** A run of records **
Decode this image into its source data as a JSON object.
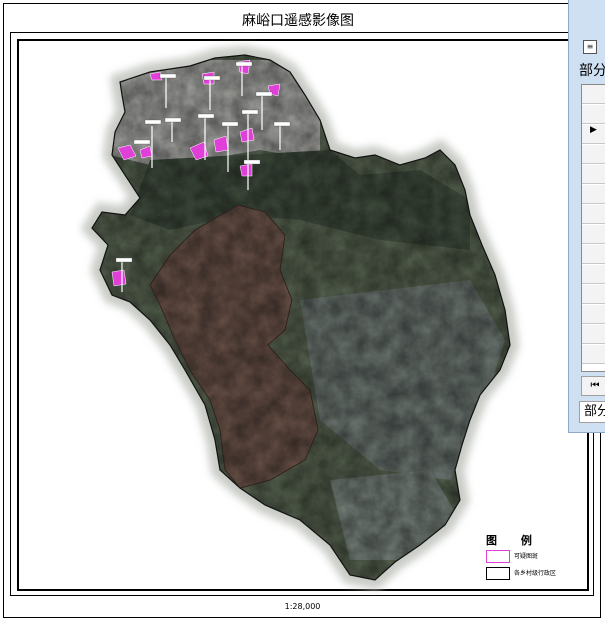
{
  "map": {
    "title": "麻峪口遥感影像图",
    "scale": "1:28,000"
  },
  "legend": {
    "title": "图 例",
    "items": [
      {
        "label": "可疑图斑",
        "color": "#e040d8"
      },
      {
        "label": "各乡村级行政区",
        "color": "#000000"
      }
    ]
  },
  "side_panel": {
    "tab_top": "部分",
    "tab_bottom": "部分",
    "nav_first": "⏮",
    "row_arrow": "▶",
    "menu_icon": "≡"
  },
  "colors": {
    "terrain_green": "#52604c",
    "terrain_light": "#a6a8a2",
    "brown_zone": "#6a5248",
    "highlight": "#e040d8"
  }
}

** THE PROBLEM **
Output the records above exactly; leave out the pictures.

** RESULT FOR THIS EXERCISE **
Decode this image into its source data as a JSON object.
{
  "map": {
    "title": "麻峪口遥感影像图",
    "scale": "1:28,000"
  },
  "legend": {
    "title": "图 例",
    "items": [
      {
        "label": "可疑图斑",
        "color": "#e040d8"
      },
      {
        "label": "各乡村级行政区",
        "color": "#000000"
      }
    ]
  },
  "side_panel": {
    "tab_top": "部分",
    "tab_bottom": "部分",
    "nav_first": "⏮",
    "row_arrow": "▶",
    "menu_icon": "≡"
  },
  "colors": {
    "terrain_green": "#52604c",
    "terrain_light": "#a6a8a2",
    "brown_zone": "#6a5248",
    "highlight": "#e040d8"
  }
}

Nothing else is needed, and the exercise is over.